__Written instruction__
Below are records; print only the lines from the line containing "What does this" to the end, both included, reproduced exactly and without the pictures.

__Items__
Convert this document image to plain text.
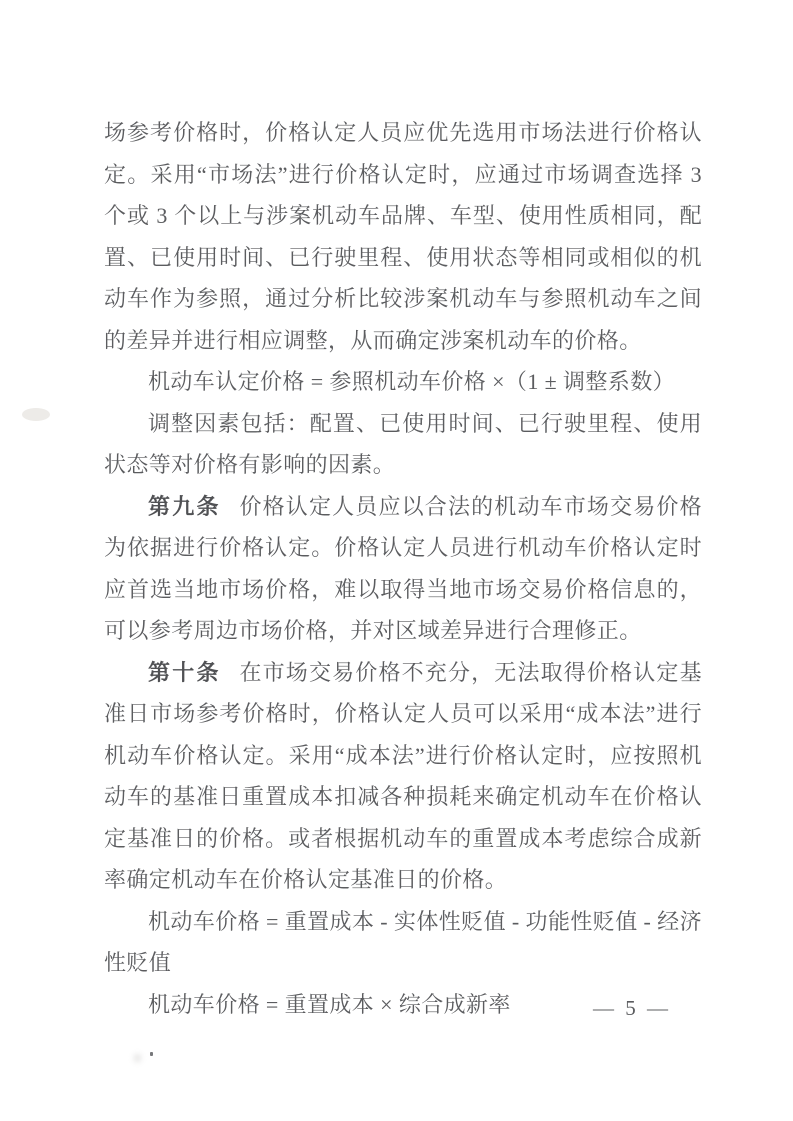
场参考价格时，价格认定人员应优先选用市场法进行价格认定。采用“市场法”进行价格认定时，应通过市场调查选择 3 个或 3 个以上与涉案机动车品牌、车型、使用性质相同，配置、已使用时间、已行驶里程、使用状态等相同或相似的机动车作为参照，通过分析比较涉案机动车与参照机动车之间的差异并进行相应调整，从而确定涉案机动车的价格。

机动车认定价格 = 参照机动车价格 ×（1 ± 调整系数）

调整因素包括：配置、已使用时间、已行驶里程、使用状态等对价格有影响的因素。

第九条 价格认定人员应以合法的机动车市场交易价格为依据进行价格认定。价格认定人员进行机动车价格认定时应首选当地市场价格，难以取得当地市场交易价格信息的，可以参考周边市场价格，并对区域差异进行合理修正。

第十条 在市场交易价格不充分，无法取得价格认定基准日市场参考价格时，价格认定人员可以采用“成本法”进行机动车价格认定。采用“成本法”进行价格认定时，应按照机动车的基准日重置成本扣减各种损耗来确定机动车在价格认定基准日的价格。或者根据机动车的重置成本考虑综合成新率确定机动车在价格认定基准日的价格。

机动车价格 = 重置成本 - 实体性贬值 - 功能性贬值 - 经济性贬值

机动车价格 = 重置成本 × 综合成新率	— 5 —
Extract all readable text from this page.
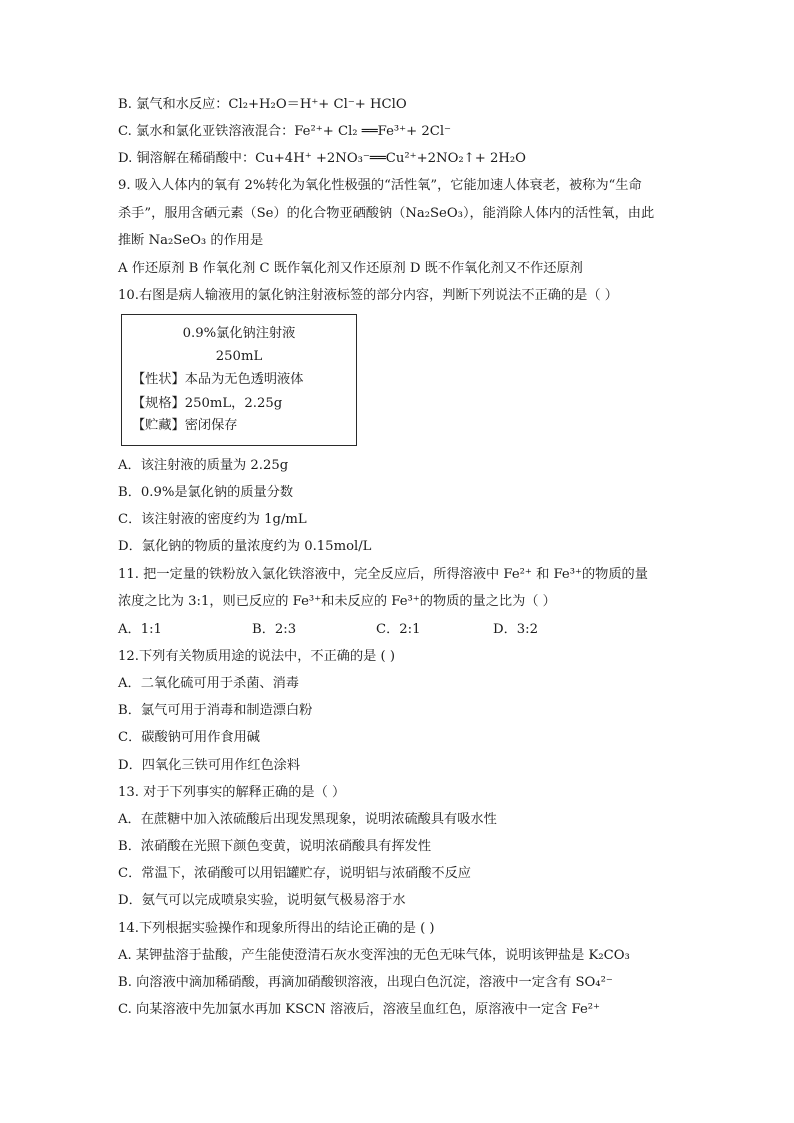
B. 氯气和水反应：Cl₂+H₂O＝H⁺+ Cl⁻+ HClO
C. 氯水和氯化亚铁溶液混合：Fe²⁺+ Cl₂ ══Fe³⁺+ 2Cl⁻
D. 铜溶解在稀硝酸中：Cu+4H⁺ +2NO₃⁻══Cu²⁺+2NO₂↑+ 2H₂O
9. 吸入人体内的氧有 2%转化为氧化性极强的“活性氧”，它能加速人体衰老，被称为“生命
杀手”，服用含硒元素（Se）的化合物亚硒酸钠（Na₂SeO₃），能消除人体内的活性氧，由此
推断 Na₂SeO₃ 的作用是
A 作还原剂 B 作氧化剂 C 既作氧化剂又作还原剂 D 既不作氧化剂又不作还原剂
10.右图是病人输液用的氯化钠注射液标签的部分内容，判断下列说法不正确的是（ ）
0.9%氯化钠注射液
250mL
【性状】本品为无色透明液体
【规格】250mL，2.25g
【贮藏】密闭保存
A．该注射液的质量为 2.25g
B．0.9%是氯化钠的质量分数
C．该注射液的密度约为 1g/mL
D．氯化钠的物质的量浓度约为 0.15mol/L
11. 把一定量的铁粉放入氯化铁溶液中，完全反应后，所得溶液中 Fe²⁺ 和 Fe³⁺的物质的量
浓度之比为 3:1，则已反应的 Fe³⁺和未反应的 Fe³⁺的物质的量之比为（ ）
A．1:1	B．2:3	C．2:1	D．3:2
12.下列有关物质用途的说法中，不正确的是 ( )
A．二氧化硫可用于杀菌、消毒
B．氯气可用于消毒和制造漂白粉
C．碳酸钠可用作食用碱
D．四氧化三铁可用作红色涂料
13. 对于下列事实的解释正确的是（ ）
A．在蔗糖中加入浓硫酸后出现发黑现象，说明浓硫酸具有吸水性
B．浓硝酸在光照下颜色变黄，说明浓硝酸具有挥发性
C．常温下，浓硝酸可以用铝罐贮存，说明铝与浓硝酸不反应
D．氨气可以完成喷泉实验，说明氨气极易溶于水
14.下列根据实验操作和现象所得出的结论正确的是 ( )
A. 某钾盐溶于盐酸，产生能使澄清石灰水变浑浊的无色无味气体，说明该钾盐是 K₂CO₃
B. 向溶液中滴加稀硝酸，再滴加硝酸钡溶液，出现白色沉淀，溶液中一定含有 SO₄²⁻
C. 向某溶液中先加氯水再加 KSCN 溶液后，溶液呈血红色，原溶液中一定含 Fe²⁺
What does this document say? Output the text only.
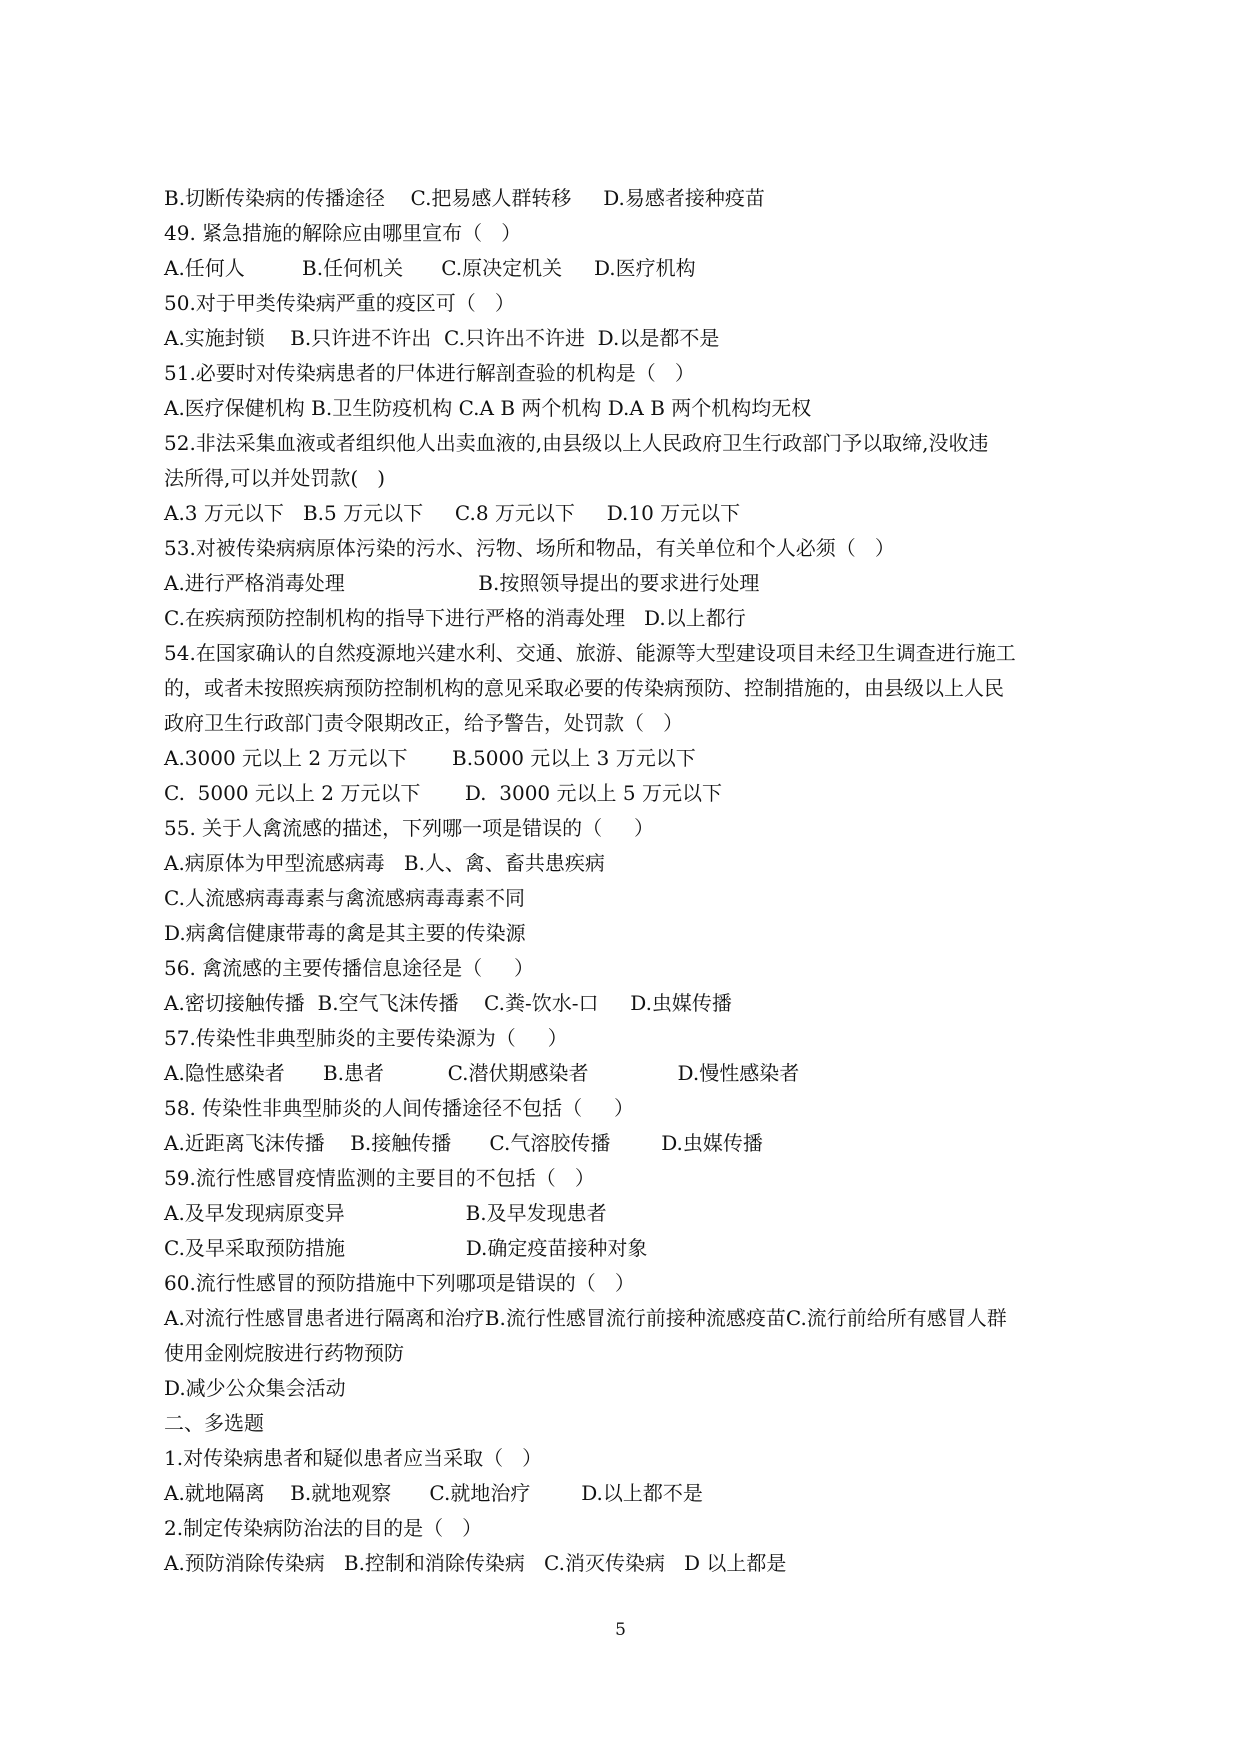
B.切断传染病的传播途径    C.把易感人群转移     D.易感者接种疫苗
49. 紧急措施的解除应由哪里宣布（   ）
A.任何人         B.任何机关      C.原决定机关     D.医疗机构
50.对于甲类传染病严重的疫区可（   ）
A.实施封锁    B.只许进不许出  C.只许出不许进  D.以是都不是
51.必要时对传染病患者的尸体进行解剖查验的机构是（   ）
A.医疗保健机构 B.卫生防疫机构 C.A B 两个机构 D.A B 两个机构均无权
52.非法采集血液或者组织他人出卖血液的,由县级以上人民政府卫生行政部门予以取缔,没收违
法所得,可以并处罚款(   )
A.3 万元以下   B.5 万元以下     C.8 万元以下     D.10 万元以下
53.对被传染病病原体污染的污水、污物、场所和物品，有关单位和个人必须（   ）
A.进行严格消毒处理                     B.按照领导提出的要求进行处理
C.在疾病预防控制机构的指导下进行严格的消毒处理   D.以上都行
54.在国家确认的自然疫源地兴建水利、交通、旅游、能源等大型建设项目未经卫生调查进行施工
的，或者未按照疾病预防控制机构的意见采取必要的传染病预防、控制措施的，由县级以上人民
政府卫生行政部门责令限期改正，给予警告，处罚款（   ）
A.3000 元以上 2 万元以下       B.5000 元以上 3 万元以下
C.  5000 元以上 2 万元以下       D.  3000 元以上 5 万元以下
55. 关于人禽流感的描述，下列哪一项是错误的（     ）
A.病原体为甲型流感病毒   B.人、禽、畜共患疾病
C.人流感病毒毒素与禽流感病毒毒素不同
D.病禽信健康带毒的禽是其主要的传染源
56. 禽流感的主要传播信息途径是（     ）
A.密切接触传播  B.空气飞沫传播    C.粪-饮水-口     D.虫媒传播
57.传染性非典型肺炎的主要传染源为（     ）
A.隐性感染者      B.患者          C.潜伏期感染者              D.慢性感染者
58. 传染性非典型肺炎的人间传播途径不包括（     ）
A.近距离飞沫传播    B.接触传播      C.气溶胶传播        D.虫媒传播
59.流行性感冒疫情监测的主要目的不包括（   ）
A.及早发现病原变异                   B.及早发现患者
C.及早采取预防措施                   D.确定疫苗接种对象
60.流行性感冒的预防措施中下列哪项是错误的（   ）
A.对流行性感冒患者进行隔离和治疗B.流行性感冒流行前接种流感疫苗C.流行前给所有感冒人群
使用金刚烷胺进行药物预防
D.减少公众集会活动
二、多选题
1.对传染病患者和疑似患者应当采取（   ）
A.就地隔离    B.就地观察      C.就地治疗        D.以上都不是
2.制定传染病防治法的目的是（   ）
A.预防消除传染病   B.控制和消除传染病   C.消灭传染病   D 以上都是
5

__Answer to the exercise__
What does this document say? Output the text only.
B.切断传染病的传播途径    C.把易感人群转移     D.易感者接种疫苗
49. 紧急措施的解除应由哪里宣布（   ）
A.任何人         B.任何机关      C.原决定机关     D.医疗机构
50.对于甲类传染病严重的疫区可（   ）
A.实施封锁    B.只许进不许出  C.只许出不许进  D.以是都不是
51.必要时对传染病患者的尸体进行解剖查验的机构是（   ）
A.医疗保健机构 B.卫生防疫机构 C.A B 两个机构 D.A B 两个机构均无权
52.非法采集血液或者组织他人出卖血液的,由县级以上人民政府卫生行政部门予以取缔,没收违
法所得,可以并处罚款(   )
A.3 万元以下   B.5 万元以下     C.8 万元以下     D.10 万元以下
53.对被传染病病原体污染的污水、污物、场所和物品，有关单位和个人必须（   ）
A.进行严格消毒处理                     B.按照领导提出的要求进行处理
C.在疾病预防控制机构的指导下进行严格的消毒处理   D.以上都行
54.在国家确认的自然疫源地兴建水利、交通、旅游、能源等大型建设项目未经卫生调查进行施工
的，或者未按照疾病预防控制机构的意见采取必要的传染病预防、控制措施的，由县级以上人民
政府卫生行政部门责令限期改正，给予警告，处罚款（   ）
A.3000 元以上 2 万元以下       B.5000 元以上 3 万元以下
C.  5000 元以上 2 万元以下       D.  3000 元以上 5 万元以下
55. 关于人禽流感的描述，下列哪一项是错误的（     ）
A.病原体为甲型流感病毒   B.人、禽、畜共患疾病
C.人流感病毒毒素与禽流感病毒毒素不同
D.病禽信健康带毒的禽是其主要的传染源
56. 禽流感的主要传播信息途径是（     ）
A.密切接触传播  B.空气飞沫传播    C.粪-饮水-口     D.虫媒传播
57.传染性非典型肺炎的主要传染源为（     ）
A.隐性感染者      B.患者          C.潜伏期感染者              D.慢性感染者
58. 传染性非典型肺炎的人间传播途径不包括（     ）
A.近距离飞沫传播    B.接触传播      C.气溶胶传播        D.虫媒传播
59.流行性感冒疫情监测的主要目的不包括（   ）
A.及早发现病原变异                   B.及早发现患者
C.及早采取预防措施                   D.确定疫苗接种对象
60.流行性感冒的预防措施中下列哪项是错误的（   ）
A.对流行性感冒患者进行隔离和治疗B.流行性感冒流行前接种流感疫苗C.流行前给所有感冒人群
使用金刚烷胺进行药物预防
D.减少公众集会活动
二、多选题
1.对传染病患者和疑似患者应当采取（   ）
A.就地隔离    B.就地观察      C.就地治疗        D.以上都不是
2.制定传染病防治法的目的是（   ）
A.预防消除传染病   B.控制和消除传染病   C.消灭传染病   D 以上都是
5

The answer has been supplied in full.